▶ _Given problem_
Retype the whole listing, please, keeping every line exact and dropping the pictures.

+++

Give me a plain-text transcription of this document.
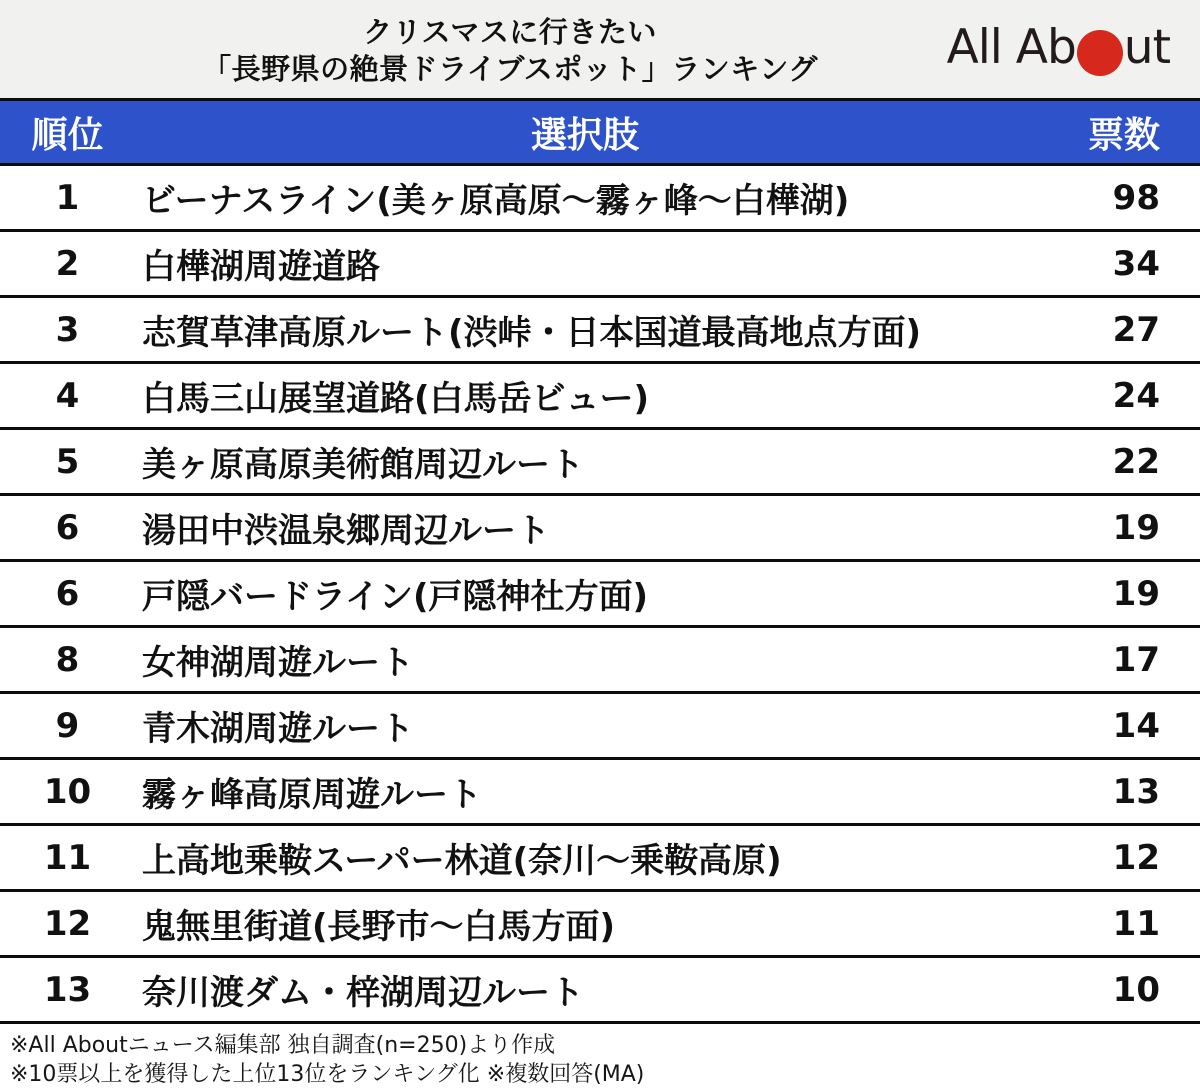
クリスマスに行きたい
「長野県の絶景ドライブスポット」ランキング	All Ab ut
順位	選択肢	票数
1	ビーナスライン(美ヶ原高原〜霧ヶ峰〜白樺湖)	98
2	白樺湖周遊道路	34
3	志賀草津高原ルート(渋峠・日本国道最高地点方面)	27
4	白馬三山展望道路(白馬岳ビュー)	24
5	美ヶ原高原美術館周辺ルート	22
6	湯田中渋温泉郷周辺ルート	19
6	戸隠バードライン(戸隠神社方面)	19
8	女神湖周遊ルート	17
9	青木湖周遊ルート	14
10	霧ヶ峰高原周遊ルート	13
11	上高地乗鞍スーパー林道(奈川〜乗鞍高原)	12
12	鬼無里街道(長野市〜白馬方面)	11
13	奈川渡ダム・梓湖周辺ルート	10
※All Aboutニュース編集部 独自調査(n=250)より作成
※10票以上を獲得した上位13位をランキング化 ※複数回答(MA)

+++

▶ _Complete answer_
Give me a plain-text transcription of this document.
クリスマスに行きたい
「長野県の絶景ドライブスポット」ランキング	All Ab ut
順位	選択肢	票数
1	ビーナスライン(美ヶ原高原〜霧ヶ峰〜白樺湖)	98
2	白樺湖周遊道路	34
3	志賀草津高原ルート(渋峠・日本国道最高地点方面)	27
4	白馬三山展望道路(白馬岳ビュー)	24
5	美ヶ原高原美術館周辺ルート	22
6	湯田中渋温泉郷周辺ルート	19
6	戸隠バードライン(戸隠神社方面)	19
8	女神湖周遊ルート	17
9	青木湖周遊ルート	14
10	霧ヶ峰高原周遊ルート	13
11	上高地乗鞍スーパー林道(奈川〜乗鞍高原)	12
12	鬼無里街道(長野市〜白馬方面)	11
13	奈川渡ダム・梓湖周辺ルート	10
※All Aboutニュース編集部 独自調査(n=250)より作成
※10票以上を獲得した上位13位をランキング化 ※複数回答(MA)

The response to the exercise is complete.